§ **BRIEF**: Select the lines of the records containing the word "like" and list them.

>> start EXERCISE MATERIAL

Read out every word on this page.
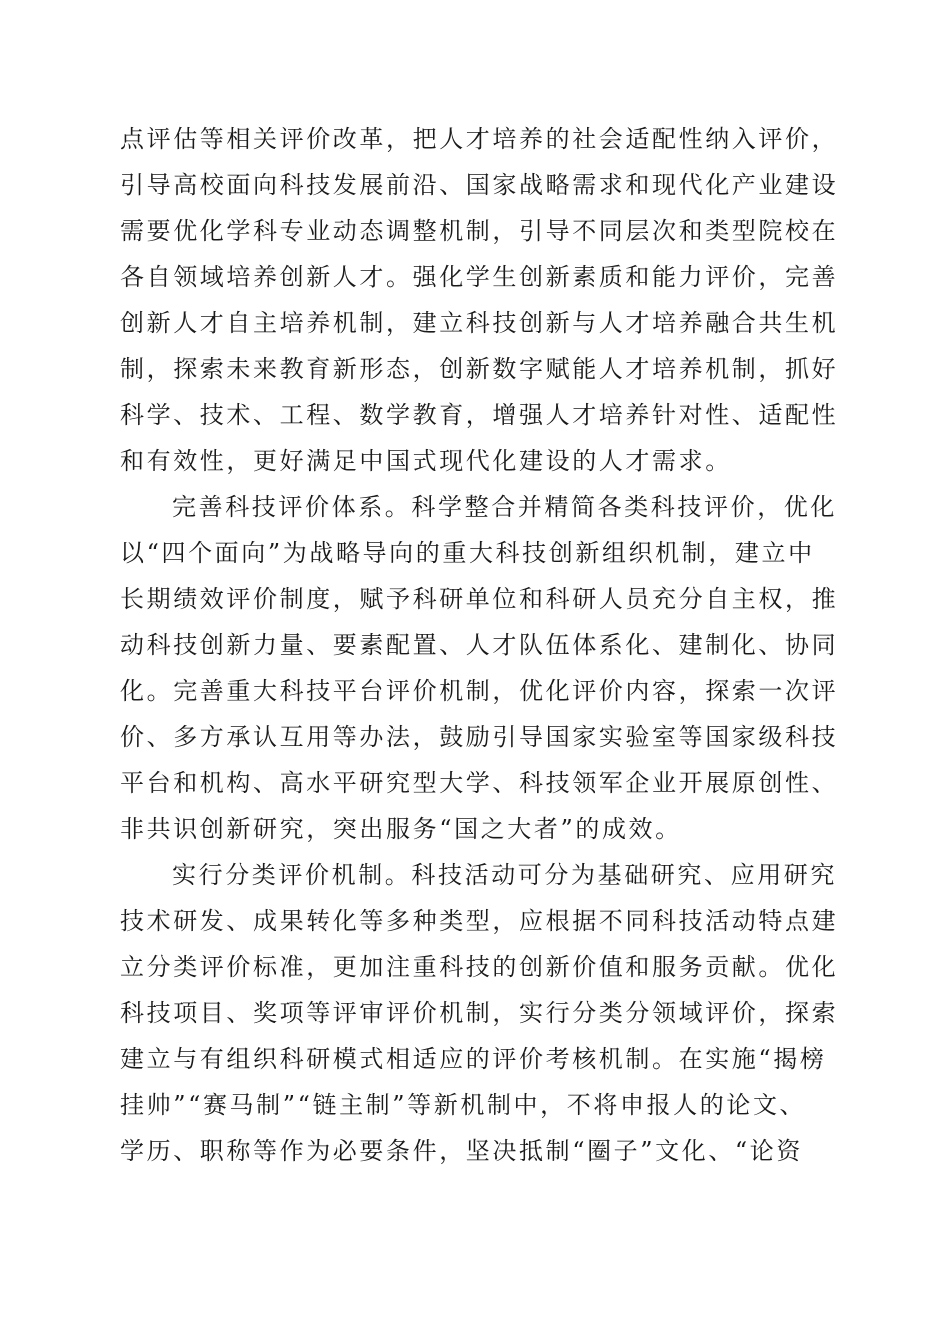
点评估等相关评价改革，把人才培养的社会适配性纳入评价，
引导高校面向科技发展前沿、国家战略需求和现代化产业建设
需要优化学科专业动态调整机制，引导不同层次和类型院校在
各自领域培养创新人才。强化学生创新素质和能力评价，完善
创新人才自主培养机制，建立科技创新与人才培养融合共生机
制，探索未来教育新形态，创新数字赋能人才培养机制，抓好
科学、技术、工程、数学教育，增强人才培养针对性、适配性
和有效性，更好满足中国式现代化建设的人才需求。
完善科技评价体系。科学整合并精简各类科技评价，优化
以“四个面向”为战略导向的重大科技创新组织机制，建立中
长期绩效评价制度，赋予科研单位和科研人员充分自主权，推
动科技创新力量、要素配置、人才队伍体系化、建制化、协同
化。完善重大科技平台评价机制，优化评价内容，探索一次评
价、多方承认互用等办法，鼓励引导国家实验室等国家级科技
平台和机构、高水平研究型大学、科技领军企业开展原创性、
非共识创新研究，突出服务“国之大者”的成效。
实行分类评价机制。科技活动可分为基础研究、应用研究
技术研发、成果转化等多种类型，应根据不同科技活动特点建
立分类评价标准，更加注重科技的创新价值和服务贡献。优化
科技项目、奖项等评审评价机制，实行分类分领域评价，探索
建立与有组织科研模式相适应的评价考核机制。在实施“揭榜
挂帅”“赛马制”“链主制”等新机制中，不将申报人的论文、
学历、职称等作为必要条件，坚决抵制“圈子”文化、“论资
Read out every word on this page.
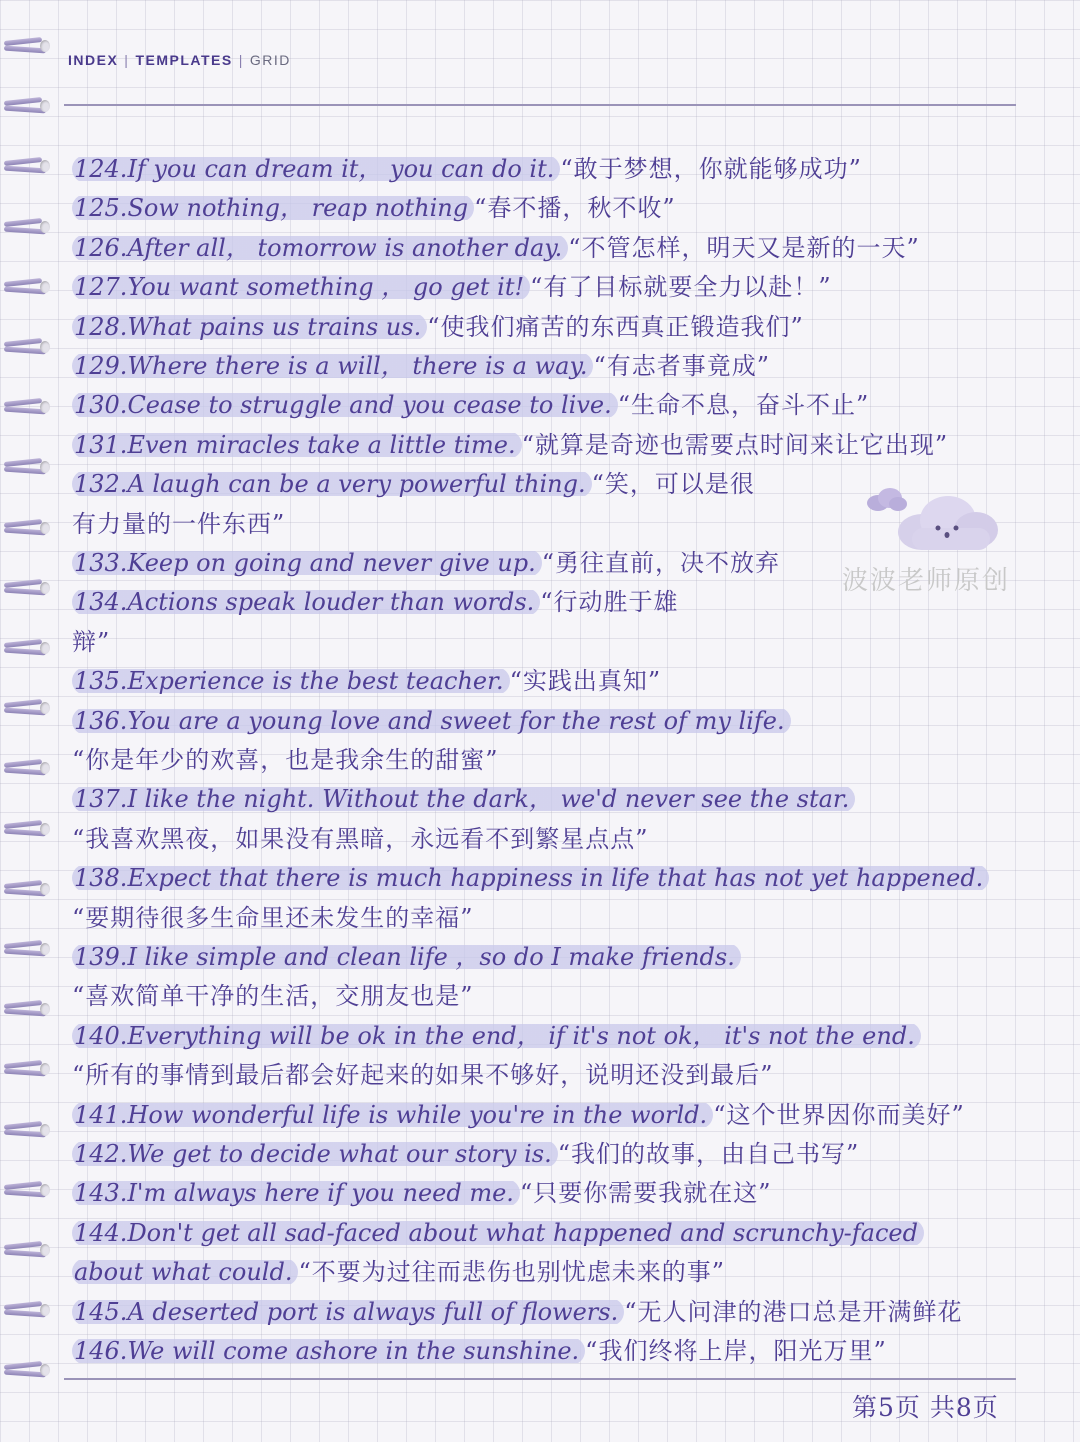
INDEX | TEMPLATES | GRID
124.If you can dream it， you can do it. “敢于梦想，你就能够成功”
125.Sow nothing， reap nothing “春不播，秋不收”
126.After all， tomorrow is another day. “不管怎样，明天又是新的一天”
127.You want something ， go get it! “有了目标就要全力以赴！”
128.What pains us trains us. “使我们痛苦的东西真正锻造我们”
129.Where there is a will， there is a way. “有志者事竟成”
130.Cease to struggle and you cease to live. “生命不息，奋斗不止”
131.Even miracles take a little time. “就算是奇迹也需要点时间来让它出现”
132.A laugh can be a very powerful thing. “笑，可以是很
有力量的一件东西”
133.Keep on going and never give up. “勇往直前，决不放弃
134.Actions speak louder than words. “行动胜于雄
辩”
135.Experience is the best teacher. “实践出真知”
136.You are a young love and sweet for the rest of my life.
“你是年少的欢喜，也是我余生的甜蜜”
137.I like the night. Without the dark， we'd never see the star.
“我喜欢黑夜，如果没有黑暗，永远看不到繁星点点”
138.Expect that there is much happiness in life that has not yet happened.
“要期待很多生命里还未发生的幸福”
139.I like simple and clean life ，so do I make friends.
“喜欢简单干净的生活，交朋友也是”
140.Everything will be ok in the end， if it's not ok， it's not the end.
“所有的事情到最后都会好起来的如果不够好，说明还没到最后”
141.How wonderful life is while you're in the world. “这个世界因你而美好”
142.We get to decide what our story is. “我们的故事，由自己书写”
143.I'm always here if you need me. “只要你需要我就在这”
144.Don't get all sad-faced about what happened and scrunchy-faced
about what could. “不要为过往而悲伤也别忧虑未来的事”
145.A deserted port is always full of flowers. “无人问津的港口总是开满鲜花
146.We will come ashore in the sunshine. “我们终将上岸，阳光万里”
波波老师原创
第5页 共8页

>> end EXERCISE MATERIAL

§ **COMPLETE ANSWER**:
137.I like the night. Without the dark， we'd never see the star.
139.I like simple and clean life ，so do I make friends.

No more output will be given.